=== INPUT FOR THIS TASK ===

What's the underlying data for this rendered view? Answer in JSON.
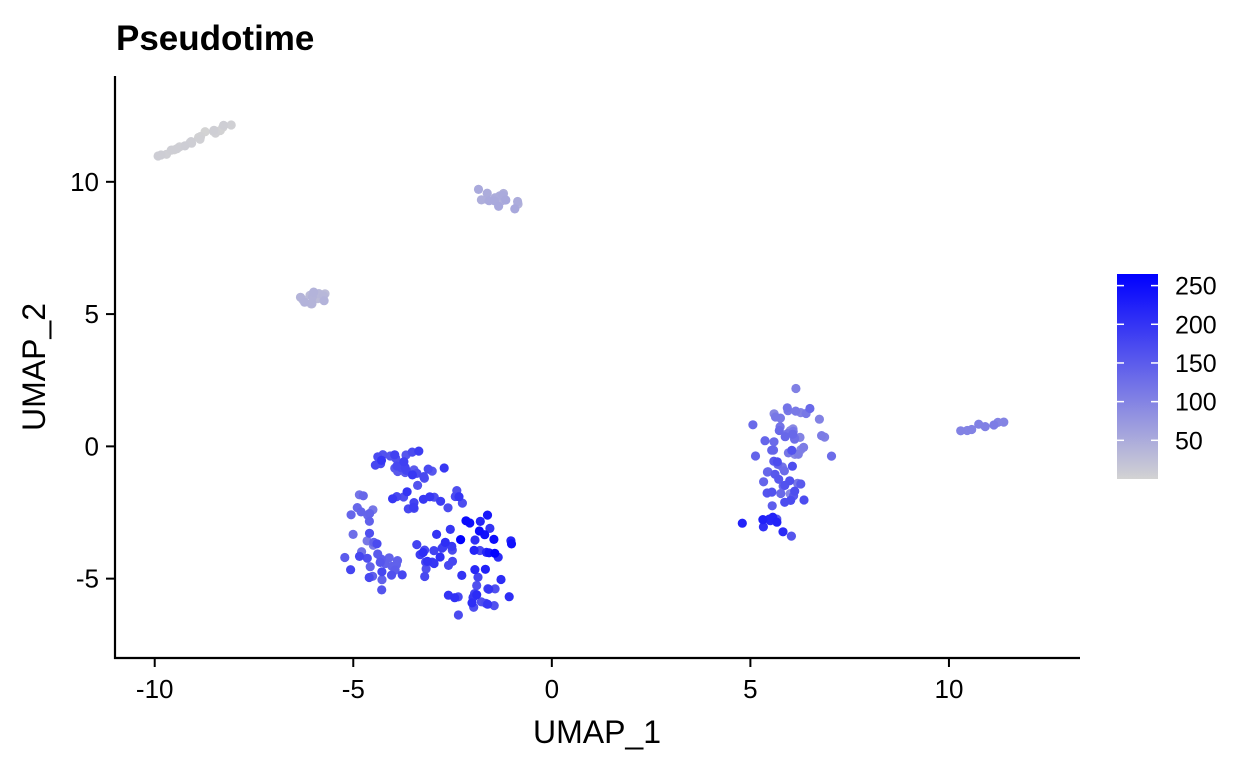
{
  "chart_data": {
    "type": "scatter",
    "title": "Pseudotime",
    "xlabel": "UMAP_1",
    "ylabel": "UMAP_2",
    "xlim": [
      -11,
      13.3
    ],
    "ylim": [
      -8,
      14
    ],
    "xticks": [
      -10,
      -5,
      0,
      5,
      10
    ],
    "yticks": [
      -5,
      0,
      5,
      10
    ],
    "x_tick_labels": [
      "-10",
      "-5",
      "0",
      "5",
      "10"
    ],
    "y_tick_labels": [
      "-5",
      "0",
      "5",
      "10"
    ],
    "grid": false,
    "color_scale": {
      "name": "Pseudotime",
      "low_color": "#d3d3d3",
      "high_color": "#0000ff",
      "min": 0,
      "max": 265,
      "ticks": [
        50,
        100,
        150,
        200,
        250
      ],
      "tick_labels": [
        "50",
        "100",
        "150",
        "200",
        "250"
      ],
      "legend_position": "right"
    },
    "clusters": [
      {
        "cx": -9.0,
        "cy": 11.6,
        "sx": 0.35,
        "sy": 0.3,
        "n": 22,
        "pmin": 0,
        "pmax": 8,
        "shape": "line",
        "angle": 35
      },
      {
        "cx": -6.0,
        "cy": 5.6,
        "sx": 0.18,
        "sy": 0.18,
        "n": 15,
        "pmin": 25,
        "pmax": 40
      },
      {
        "cx": -1.3,
        "cy": 9.3,
        "sx": 0.35,
        "sy": 0.18,
        "n": 16,
        "pmin": 40,
        "pmax": 55
      },
      {
        "cx": 10.85,
        "cy": 0.75,
        "sx": 0.2,
        "sy": 0.07,
        "n": 8,
        "pmin": 95,
        "pmax": 110,
        "shape": "line",
        "angle": 20
      },
      {
        "cx": 6.1,
        "cy": 0.3,
        "sx": 0.4,
        "sy": 0.8,
        "n": 40,
        "pmin": 90,
        "pmax": 140
      },
      {
        "cx": 5.9,
        "cy": -1.8,
        "sx": 0.3,
        "sy": 0.7,
        "n": 25,
        "pmin": 130,
        "pmax": 170
      },
      {
        "cx": 5.4,
        "cy": -3.0,
        "sx": 0.25,
        "sy": 0.2,
        "n": 8,
        "pmin": 200,
        "pmax": 240
      },
      {
        "cx": -3.8,
        "cy": -0.6,
        "sx": 0.55,
        "sy": 0.35,
        "n": 28,
        "pmin": 150,
        "pmax": 200
      },
      {
        "cx": -4.8,
        "cy": -2.8,
        "sx": 0.25,
        "sy": 0.7,
        "n": 14,
        "pmin": 110,
        "pmax": 150
      },
      {
        "cx": -4.2,
        "cy": -4.5,
        "sx": 0.45,
        "sy": 0.45,
        "n": 25,
        "pmin": 140,
        "pmax": 180
      },
      {
        "cx": -3.0,
        "cy": -2.0,
        "sx": 0.6,
        "sy": 0.2,
        "n": 18,
        "pmin": 160,
        "pmax": 200
      },
      {
        "cx": -2.9,
        "cy": -4.0,
        "sx": 0.35,
        "sy": 0.45,
        "n": 20,
        "pmin": 170,
        "pmax": 210
      },
      {
        "cx": -1.8,
        "cy": -3.6,
        "sx": 0.3,
        "sy": 0.55,
        "n": 20,
        "pmin": 200,
        "pmax": 265
      },
      {
        "cx": -1.9,
        "cy": -5.6,
        "sx": 0.4,
        "sy": 0.45,
        "n": 20,
        "pmin": 160,
        "pmax": 210
      }
    ]
  }
}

===

▶ [WHAT THE TASK REQUIRES]
Copy the data exactly. Any picture it contains is to be omitted.

▶ [ANSWER FOR THE TASK]
What's the underlying data for this rendered view? Answer in JSON.
{
  "chart_data": {
    "type": "scatter",
    "title": "Pseudotime",
    "xlabel": "UMAP_1",
    "ylabel": "UMAP_2",
    "xlim": [
      -11,
      13.3
    ],
    "ylim": [
      -8,
      14
    ],
    "xticks": [
      -10,
      -5,
      0,
      5,
      10
    ],
    "yticks": [
      -5,
      0,
      5,
      10
    ],
    "x_tick_labels": [
      "-10",
      "-5",
      "0",
      "5",
      "10"
    ],
    "y_tick_labels": [
      "-5",
      "0",
      "5",
      "10"
    ],
    "grid": false,
    "color_scale": {
      "name": "Pseudotime",
      "low_color": "#d3d3d3",
      "high_color": "#0000ff",
      "min": 0,
      "max": 265,
      "ticks": [
        50,
        100,
        150,
        200,
        250
      ],
      "tick_labels": [
        "50",
        "100",
        "150",
        "200",
        "250"
      ],
      "legend_position": "right"
    },
    "clusters": [
      {
        "cx": -9.0,
        "cy": 11.6,
        "sx": 0.35,
        "sy": 0.3,
        "n": 22,
        "pmin": 0,
        "pmax": 8,
        "shape": "line",
        "angle": 35
      },
      {
        "cx": -6.0,
        "cy": 5.6,
        "sx": 0.18,
        "sy": 0.18,
        "n": 15,
        "pmin": 25,
        "pmax": 40
      },
      {
        "cx": -1.3,
        "cy": 9.3,
        "sx": 0.35,
        "sy": 0.18,
        "n": 16,
        "pmin": 40,
        "pmax": 55
      },
      {
        "cx": 10.85,
        "cy": 0.75,
        "sx": 0.2,
        "sy": 0.07,
        "n": 8,
        "pmin": 95,
        "pmax": 110,
        "shape": "line",
        "angle": 20
      },
      {
        "cx": 6.1,
        "cy": 0.3,
        "sx": 0.4,
        "sy": 0.8,
        "n": 40,
        "pmin": 90,
        "pmax": 140
      },
      {
        "cx": 5.9,
        "cy": -1.8,
        "sx": 0.3,
        "sy": 0.7,
        "n": 25,
        "pmin": 130,
        "pmax": 170
      },
      {
        "cx": 5.4,
        "cy": -3.0,
        "sx": 0.25,
        "sy": 0.2,
        "n": 8,
        "pmin": 200,
        "pmax": 240
      },
      {
        "cx": -3.8,
        "cy": -0.6,
        "sx": 0.55,
        "sy": 0.35,
        "n": 28,
        "pmin": 150,
        "pmax": 200
      },
      {
        "cx": -4.8,
        "cy": -2.8,
        "sx": 0.25,
        "sy": 0.7,
        "n": 14,
        "pmin": 110,
        "pmax": 150
      },
      {
        "cx": -4.2,
        "cy": -4.5,
        "sx": 0.45,
        "sy": 0.45,
        "n": 25,
        "pmin": 140,
        "pmax": 180
      },
      {
        "cx": -3.0,
        "cy": -2.0,
        "sx": 0.6,
        "sy": 0.2,
        "n": 18,
        "pmin": 160,
        "pmax": 200
      },
      {
        "cx": -2.9,
        "cy": -4.0,
        "sx": 0.35,
        "sy": 0.45,
        "n": 20,
        "pmin": 170,
        "pmax": 210
      },
      {
        "cx": -1.8,
        "cy": -3.6,
        "sx": 0.3,
        "sy": 0.55,
        "n": 20,
        "pmin": 200,
        "pmax": 265
      },
      {
        "cx": -1.9,
        "cy": -5.6,
        "sx": 0.4,
        "sy": 0.45,
        "n": 20,
        "pmin": 160,
        "pmax": 210
      }
    ]
  }
}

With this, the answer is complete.